▶ EXERCISE GOAL
Set down every line below from the one containing "localize each UI" down to the one containing "clipped-left-cell bbox=[0, 854, 8, 922]", including both, with each character unchanged.

★ ★ ★ ★ ★

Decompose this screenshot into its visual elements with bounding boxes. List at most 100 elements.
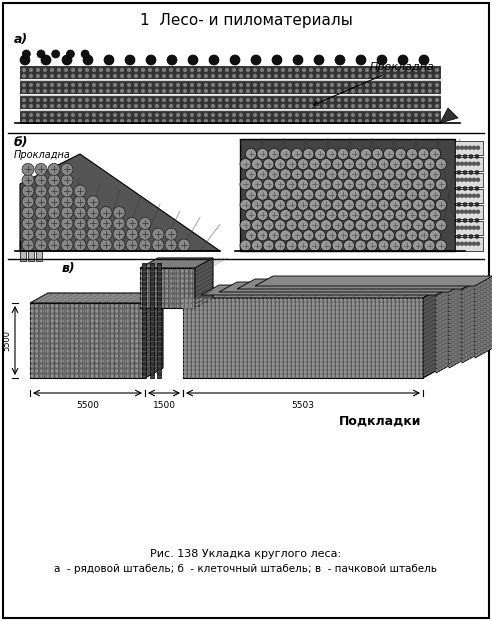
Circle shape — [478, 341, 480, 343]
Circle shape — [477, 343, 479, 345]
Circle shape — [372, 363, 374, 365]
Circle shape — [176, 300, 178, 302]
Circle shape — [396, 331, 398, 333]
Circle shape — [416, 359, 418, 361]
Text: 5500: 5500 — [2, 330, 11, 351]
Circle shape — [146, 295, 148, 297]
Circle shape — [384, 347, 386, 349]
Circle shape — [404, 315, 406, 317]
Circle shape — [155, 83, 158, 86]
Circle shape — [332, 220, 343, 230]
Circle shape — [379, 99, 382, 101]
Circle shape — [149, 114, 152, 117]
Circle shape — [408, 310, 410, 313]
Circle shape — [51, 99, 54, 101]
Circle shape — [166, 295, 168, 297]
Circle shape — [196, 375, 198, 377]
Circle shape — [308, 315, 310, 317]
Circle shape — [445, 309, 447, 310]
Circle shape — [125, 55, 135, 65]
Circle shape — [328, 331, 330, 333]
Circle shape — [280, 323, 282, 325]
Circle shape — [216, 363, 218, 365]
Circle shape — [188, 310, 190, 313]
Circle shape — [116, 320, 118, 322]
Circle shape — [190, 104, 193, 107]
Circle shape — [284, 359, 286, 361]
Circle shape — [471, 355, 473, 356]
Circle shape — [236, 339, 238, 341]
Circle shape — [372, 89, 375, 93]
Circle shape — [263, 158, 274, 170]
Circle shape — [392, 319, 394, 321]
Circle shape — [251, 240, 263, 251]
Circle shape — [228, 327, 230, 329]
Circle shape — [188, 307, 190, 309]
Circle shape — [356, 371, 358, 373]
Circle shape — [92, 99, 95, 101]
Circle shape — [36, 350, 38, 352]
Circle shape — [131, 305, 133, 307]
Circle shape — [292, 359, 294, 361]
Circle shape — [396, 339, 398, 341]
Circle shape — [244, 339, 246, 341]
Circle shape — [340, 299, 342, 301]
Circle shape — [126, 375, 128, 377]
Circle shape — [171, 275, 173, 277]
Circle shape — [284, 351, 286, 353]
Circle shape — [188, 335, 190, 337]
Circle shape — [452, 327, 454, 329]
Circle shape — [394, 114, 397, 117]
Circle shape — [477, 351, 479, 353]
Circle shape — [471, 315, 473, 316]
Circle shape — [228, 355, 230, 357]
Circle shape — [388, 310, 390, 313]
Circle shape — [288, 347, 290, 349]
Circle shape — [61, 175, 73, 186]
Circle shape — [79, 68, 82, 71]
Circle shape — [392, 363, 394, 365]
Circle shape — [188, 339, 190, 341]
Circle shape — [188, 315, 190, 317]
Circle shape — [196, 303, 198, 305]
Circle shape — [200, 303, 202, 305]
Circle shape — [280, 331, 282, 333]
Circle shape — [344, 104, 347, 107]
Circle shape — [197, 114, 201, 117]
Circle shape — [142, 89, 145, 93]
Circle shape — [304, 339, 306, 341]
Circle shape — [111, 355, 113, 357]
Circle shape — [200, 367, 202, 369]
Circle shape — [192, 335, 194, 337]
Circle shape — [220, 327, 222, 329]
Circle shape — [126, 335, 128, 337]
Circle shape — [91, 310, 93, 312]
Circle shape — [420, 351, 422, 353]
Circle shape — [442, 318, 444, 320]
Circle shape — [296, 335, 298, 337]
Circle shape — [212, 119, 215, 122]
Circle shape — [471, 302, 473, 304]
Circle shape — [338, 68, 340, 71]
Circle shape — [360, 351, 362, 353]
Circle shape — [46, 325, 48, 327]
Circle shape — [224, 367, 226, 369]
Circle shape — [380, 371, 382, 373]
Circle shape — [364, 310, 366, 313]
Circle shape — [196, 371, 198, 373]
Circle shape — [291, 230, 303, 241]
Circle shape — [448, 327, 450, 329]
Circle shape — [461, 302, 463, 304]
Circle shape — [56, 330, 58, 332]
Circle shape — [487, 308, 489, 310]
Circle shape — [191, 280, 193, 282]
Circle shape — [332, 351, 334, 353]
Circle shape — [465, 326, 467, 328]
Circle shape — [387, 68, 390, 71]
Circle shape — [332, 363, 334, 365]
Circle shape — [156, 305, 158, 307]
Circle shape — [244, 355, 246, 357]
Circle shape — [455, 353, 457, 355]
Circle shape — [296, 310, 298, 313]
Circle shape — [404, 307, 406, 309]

★ ★ ★ ★ ★

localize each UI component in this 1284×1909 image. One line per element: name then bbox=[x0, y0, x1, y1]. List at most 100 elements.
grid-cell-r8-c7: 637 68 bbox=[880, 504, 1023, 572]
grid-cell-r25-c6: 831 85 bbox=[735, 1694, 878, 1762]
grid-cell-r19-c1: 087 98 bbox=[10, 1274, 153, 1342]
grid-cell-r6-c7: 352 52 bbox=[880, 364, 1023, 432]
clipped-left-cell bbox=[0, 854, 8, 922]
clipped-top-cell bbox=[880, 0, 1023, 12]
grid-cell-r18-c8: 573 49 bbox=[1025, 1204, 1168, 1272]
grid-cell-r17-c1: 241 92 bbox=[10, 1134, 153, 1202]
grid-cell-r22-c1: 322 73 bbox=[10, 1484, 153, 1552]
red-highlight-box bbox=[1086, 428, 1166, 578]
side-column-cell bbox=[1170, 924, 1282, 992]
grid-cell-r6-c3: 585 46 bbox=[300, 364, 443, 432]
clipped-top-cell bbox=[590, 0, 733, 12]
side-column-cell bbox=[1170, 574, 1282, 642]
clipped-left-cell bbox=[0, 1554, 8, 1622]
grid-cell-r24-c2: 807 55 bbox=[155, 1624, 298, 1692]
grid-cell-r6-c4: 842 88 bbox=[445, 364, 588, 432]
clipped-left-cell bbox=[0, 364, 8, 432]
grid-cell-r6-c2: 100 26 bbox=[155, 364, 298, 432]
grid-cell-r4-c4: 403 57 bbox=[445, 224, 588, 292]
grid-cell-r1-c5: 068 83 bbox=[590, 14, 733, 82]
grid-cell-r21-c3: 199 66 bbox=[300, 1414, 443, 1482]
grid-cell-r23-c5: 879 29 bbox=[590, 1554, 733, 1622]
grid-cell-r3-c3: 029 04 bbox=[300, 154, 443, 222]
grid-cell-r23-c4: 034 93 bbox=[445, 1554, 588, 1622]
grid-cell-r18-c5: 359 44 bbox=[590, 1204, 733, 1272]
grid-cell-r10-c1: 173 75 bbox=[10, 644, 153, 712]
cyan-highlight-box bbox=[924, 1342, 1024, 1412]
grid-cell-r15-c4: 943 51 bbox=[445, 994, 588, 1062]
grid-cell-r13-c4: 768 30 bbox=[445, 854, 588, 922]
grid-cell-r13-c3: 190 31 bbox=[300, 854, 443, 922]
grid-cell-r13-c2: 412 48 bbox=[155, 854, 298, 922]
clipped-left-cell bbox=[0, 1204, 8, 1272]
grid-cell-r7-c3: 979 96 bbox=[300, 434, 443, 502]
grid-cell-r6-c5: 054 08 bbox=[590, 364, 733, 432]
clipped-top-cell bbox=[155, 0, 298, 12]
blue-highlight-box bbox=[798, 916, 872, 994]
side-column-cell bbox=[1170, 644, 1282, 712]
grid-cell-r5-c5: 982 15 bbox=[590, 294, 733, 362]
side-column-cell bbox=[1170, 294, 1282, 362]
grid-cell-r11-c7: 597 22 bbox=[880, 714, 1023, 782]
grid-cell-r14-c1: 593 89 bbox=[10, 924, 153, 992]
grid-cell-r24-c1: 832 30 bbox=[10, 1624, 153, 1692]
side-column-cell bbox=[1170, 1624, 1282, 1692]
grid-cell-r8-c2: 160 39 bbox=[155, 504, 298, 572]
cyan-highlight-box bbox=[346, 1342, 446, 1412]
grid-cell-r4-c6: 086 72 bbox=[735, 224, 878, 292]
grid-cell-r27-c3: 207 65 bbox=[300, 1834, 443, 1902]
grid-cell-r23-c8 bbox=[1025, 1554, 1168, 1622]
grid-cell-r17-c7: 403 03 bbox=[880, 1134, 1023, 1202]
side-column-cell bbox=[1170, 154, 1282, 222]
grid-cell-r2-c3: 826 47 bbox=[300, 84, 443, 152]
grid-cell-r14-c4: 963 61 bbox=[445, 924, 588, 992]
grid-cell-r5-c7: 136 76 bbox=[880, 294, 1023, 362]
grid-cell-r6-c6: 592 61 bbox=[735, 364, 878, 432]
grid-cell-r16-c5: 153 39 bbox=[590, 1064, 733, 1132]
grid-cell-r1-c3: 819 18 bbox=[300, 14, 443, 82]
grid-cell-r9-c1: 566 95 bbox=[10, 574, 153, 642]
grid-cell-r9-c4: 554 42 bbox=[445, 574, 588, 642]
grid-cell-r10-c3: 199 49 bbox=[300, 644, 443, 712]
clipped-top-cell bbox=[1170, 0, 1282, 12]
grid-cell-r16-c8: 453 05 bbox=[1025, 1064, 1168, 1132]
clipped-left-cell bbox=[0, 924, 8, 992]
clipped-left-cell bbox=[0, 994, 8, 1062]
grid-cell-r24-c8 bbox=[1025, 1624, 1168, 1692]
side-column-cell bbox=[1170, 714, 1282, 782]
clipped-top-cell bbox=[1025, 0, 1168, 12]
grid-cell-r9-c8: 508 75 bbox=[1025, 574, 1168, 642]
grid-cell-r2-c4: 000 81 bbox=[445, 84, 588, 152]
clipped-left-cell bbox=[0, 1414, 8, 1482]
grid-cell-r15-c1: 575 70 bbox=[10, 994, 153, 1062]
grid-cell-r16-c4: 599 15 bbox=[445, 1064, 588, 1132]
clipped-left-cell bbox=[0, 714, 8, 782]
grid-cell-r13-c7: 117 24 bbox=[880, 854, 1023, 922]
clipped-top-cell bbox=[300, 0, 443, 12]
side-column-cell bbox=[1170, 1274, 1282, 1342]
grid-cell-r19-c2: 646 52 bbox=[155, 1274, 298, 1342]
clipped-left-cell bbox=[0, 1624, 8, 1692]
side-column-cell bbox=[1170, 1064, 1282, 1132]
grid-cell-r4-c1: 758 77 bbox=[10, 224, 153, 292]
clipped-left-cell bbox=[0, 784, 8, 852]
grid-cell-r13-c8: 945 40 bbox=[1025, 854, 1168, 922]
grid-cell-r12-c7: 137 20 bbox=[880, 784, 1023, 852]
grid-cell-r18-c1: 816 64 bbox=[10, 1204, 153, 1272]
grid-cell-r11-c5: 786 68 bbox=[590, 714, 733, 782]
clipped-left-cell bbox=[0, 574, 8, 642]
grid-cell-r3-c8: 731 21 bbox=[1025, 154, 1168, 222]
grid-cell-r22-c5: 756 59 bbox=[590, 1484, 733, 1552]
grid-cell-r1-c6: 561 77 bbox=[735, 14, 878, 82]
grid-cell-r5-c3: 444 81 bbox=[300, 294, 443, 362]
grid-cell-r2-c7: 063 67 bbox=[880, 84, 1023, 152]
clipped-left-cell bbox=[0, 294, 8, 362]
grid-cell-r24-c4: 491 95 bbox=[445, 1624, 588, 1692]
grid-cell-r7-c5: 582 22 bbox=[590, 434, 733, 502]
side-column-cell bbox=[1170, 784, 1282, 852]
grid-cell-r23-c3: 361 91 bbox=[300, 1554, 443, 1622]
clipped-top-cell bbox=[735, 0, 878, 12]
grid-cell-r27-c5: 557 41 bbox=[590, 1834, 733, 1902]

★ ★ ★ ★ ★

▶ RESPONSE TO THE EXERCISE
localize each UI component in this 1284×1909 image. One line per element: name then bbox=[x0, y0, x1, y1]. List at most 100 elements.
grid-cell-r8-c7: 637 68 bbox=[880, 504, 1023, 572]
grid-cell-r25-c6: 831 85 bbox=[735, 1694, 878, 1762]
grid-cell-r19-c1: 087 98 bbox=[10, 1274, 153, 1342]
grid-cell-r6-c7: 352 52 bbox=[880, 364, 1023, 432]
clipped-left-cell bbox=[0, 854, 8, 922]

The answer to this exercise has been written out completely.